Dataset rows:

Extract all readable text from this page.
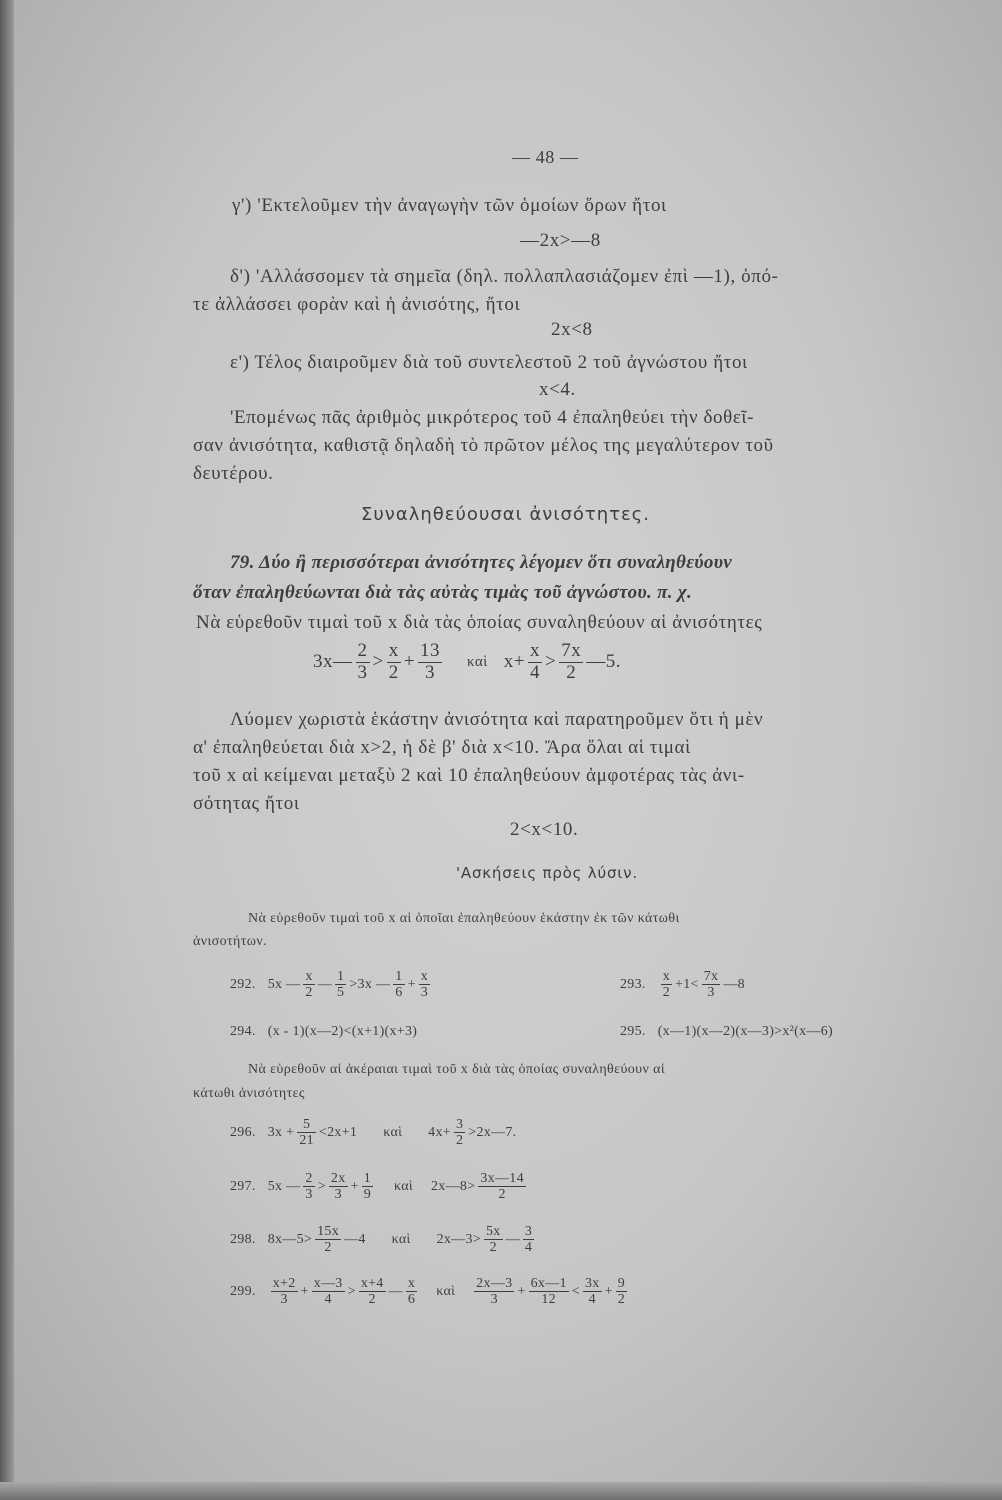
— 48 —
γ') 'Εκτελοῦμεν τὴν ἀναγωγὴν τῶν ὁμοίων ὅρων ἤτοι
—2x>—8
δ') 'Αλλάσσομεν τὰ σημεῖα (δηλ. πολλαπλασιάζομεν ἐπὶ —1), ὁπό-
τε ἀλλάσσει φορὰν καὶ ἡ ἀνισότης, ἤτοι
2x<8
ε') Τέλος διαιροῦμεν διὰ τοῦ συντελεστοῦ 2 τοῦ ἀγνώστου ἤτοι
x<4.
'Επομένως πᾶς ἀριθμὸς μικρότερος τοῦ 4 ἐπαληθεύει τὴν δοθεῖ-
σαν ἀνισότητα, καθιστᾷ δηλαδὴ τὸ πρῶτον μέλος της μεγαλύτερον τοῦ
δευτέρου.
Συναληθεύουσαι ἀνισότητες.
79. Δύο ἢ περισσότεραι ἀνισότητες λέγομεν ὅτι συναληθεύουν
ὅταν ἐπαληθεύωνται διὰ τὰς αὐτὰς τιμὰς τοῦ ἀγνώστου. π. χ.
Νὰ εὑρεθοῦν τιμαὶ τοῦ x διὰ τὰς ὁποίας συναληθεύουν αἱ ἀνισότητες
3x— $\frac{2}{3} > \frac{x}{2} + \frac{13}{3}$ καὶ $x+ \frac{x}{4} > \frac{7x}{2}$ —5.
Λύομεν χωριστὰ ἑκάστην ἀνισότητα καὶ παρατηροῦμεν ὅτι ἡ μὲν
α' ἐπαληθεύεται διὰ x>2, ἡ δὲ β' διὰ x<10. Ἄρα ὅλαι αἱ τιμαὶ
τοῦ x αἱ κείμεναι μεταξὺ 2 καὶ 10 ἐπαληθεύουν ἀμφοτέρας τὰς ἀνι-
σότητας ἤτοι
2<x<10.
'Ασκήσεις πρὸς λύσιν.
Νὰ εὑρεθοῦν τιμαὶ τοῦ x αἱ ὁποῖαι ἐπαληθεύουν ἑκάστην ἐκ τῶν κάτωθι
ἀνισοτήτων.
292. 5x — $\frac{x}{2}$ — $\frac{1}{5} >3x$ — $\frac{1}{6} + \frac{x}{3}$	293. $\frac{x}{2} +1< \frac{7x}{3}$ —8
294. (x - 1)(x—2)<(x+1)(x+3)	295. (x—1)(x—2)(x—3)>x²(x—6)
Νὰ εὑρεθοῦν αἱ ἀκέραιαι τιμαὶ τοῦ x διὰ τὰς ὁποίας συναληθεύουν αἱ
κάτωθι ἀνισότητες
296. $3x + \frac{5}{21} <2x+1$ καὶ $4x+ \frac{3}{2}$ >2x—7.
297. 5x — $\frac{2}{3} > \frac{2x}{3} + \frac{1}{9}$ καὶ 2x—8> $\frac{3x—14}{2}$
298. 8x—5> $\frac{15x}{2}$ —4 καὶ 2x—3> $\frac{5x}{2}$ — $\frac{3}{4}$
299. $\frac{x+2}{3} + \frac{x—3}{4} > \frac{x+4}{2}$ — $\frac{x}{6}$ καὶ $\frac{2x—3}{3} + \frac{6x—1}{12} < \frac{3x}{4} + \frac{9}{2}$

* [WHAT YOU HAVE TO DO]
Copy everything in the records above except the pictures, exactly as written.

* [CORRECT RESPONSE]
Extract all readable text from this page.
— 48 —
γ') 'Εκτελοῦμεν τὴν ἀναγωγὴν τῶν ὁμοίων ὅρων ἤτοι
—2x>—8
δ') 'Αλλάσσομεν τὰ σημεῖα (δηλ. πολλαπλασιάζομεν ἐπὶ —1), ὁπό-
τε ἀλλάσσει φορὰν καὶ ἡ ἀνισότης, ἤτοι
2x<8
ε') Τέλος διαιροῦμεν διὰ τοῦ συντελεστοῦ 2 τοῦ ἀγνώστου ἤτοι
x<4.
'Επομένως πᾶς ἀριθμὸς μικρότερος τοῦ 4 ἐπαληθεύει τὴν δοθεῖ-
σαν ἀνισότητα, καθιστᾷ δηλαδὴ τὸ πρῶτον μέλος της μεγαλύτερον τοῦ
δευτέρου.
Συναληθεύουσαι ἀνισότητες.
79. Δύο ἢ περισσότεραι ἀνισότητες λέγομεν ὅτι συναληθεύουν
ὅταν ἐπαληθεύωνται διὰ τὰς αὐτὰς τιμὰς τοῦ ἀγνώστου. π. χ.
Νὰ εὑρεθοῦν τιμαὶ τοῦ x διὰ τὰς ὁποίας συναληθεύουν αἱ ἀνισότητες
3x— $\frac{2}{3} > \frac{x}{2} + \frac{13}{3}$ καὶ $x+ \frac{x}{4} > \frac{7x}{2}$ —5.
Λύομεν χωριστὰ ἑκάστην ἀνισότητα καὶ παρατηροῦμεν ὅτι ἡ μὲν
α' ἐπαληθεύεται διὰ x>2, ἡ δὲ β' διὰ x<10. Ἄρα ὅλαι αἱ τιμαὶ
τοῦ x αἱ κείμεναι μεταξὺ 2 καὶ 10 ἐπαληθεύουν ἀμφοτέρας τὰς ἀνι-
σότητας ἤτοι
2<x<10.
'Ασκήσεις πρὸς λύσιν.
Νὰ εὑρεθοῦν τιμαὶ τοῦ x αἱ ὁποῖαι ἐπαληθεύουν ἑκάστην ἐκ τῶν κάτωθι
ἀνισοτήτων.
292. 5x — $\frac{x}{2}$ — $\frac{1}{5} >3x$ — $\frac{1}{6} + \frac{x}{3}$	293. $\frac{x}{2} +1< \frac{7x}{3}$ —8
294. (x - 1)(x—2)<(x+1)(x+3)	295. (x—1)(x—2)(x—3)>x²(x—6)
Νὰ εὑρεθοῦν αἱ ἀκέραιαι τιμαὶ τοῦ x διὰ τὰς ὁποίας συναληθεύουν αἱ
κάτωθι ἀνισότητες
296. $3x + \frac{5}{21} <2x+1$ καὶ $4x+ \frac{3}{2}$ >2x—7.
297. 5x — $\frac{2}{3} > \frac{2x}{3} + \frac{1}{9}$ καὶ 2x—8> $\frac{3x—14}{2}$
298. 8x—5> $\frac{15x}{2}$ —4 καὶ 2x—3> $\frac{5x}{2}$ — $\frac{3}{4}$
299. $\frac{x+2}{3} + \frac{x—3}{4} > \frac{x+4}{2}$ — $\frac{x}{6}$ καὶ $\frac{2x—3}{3} + \frac{6x—1}{12} < \frac{3x}{4} + \frac{9}{2}$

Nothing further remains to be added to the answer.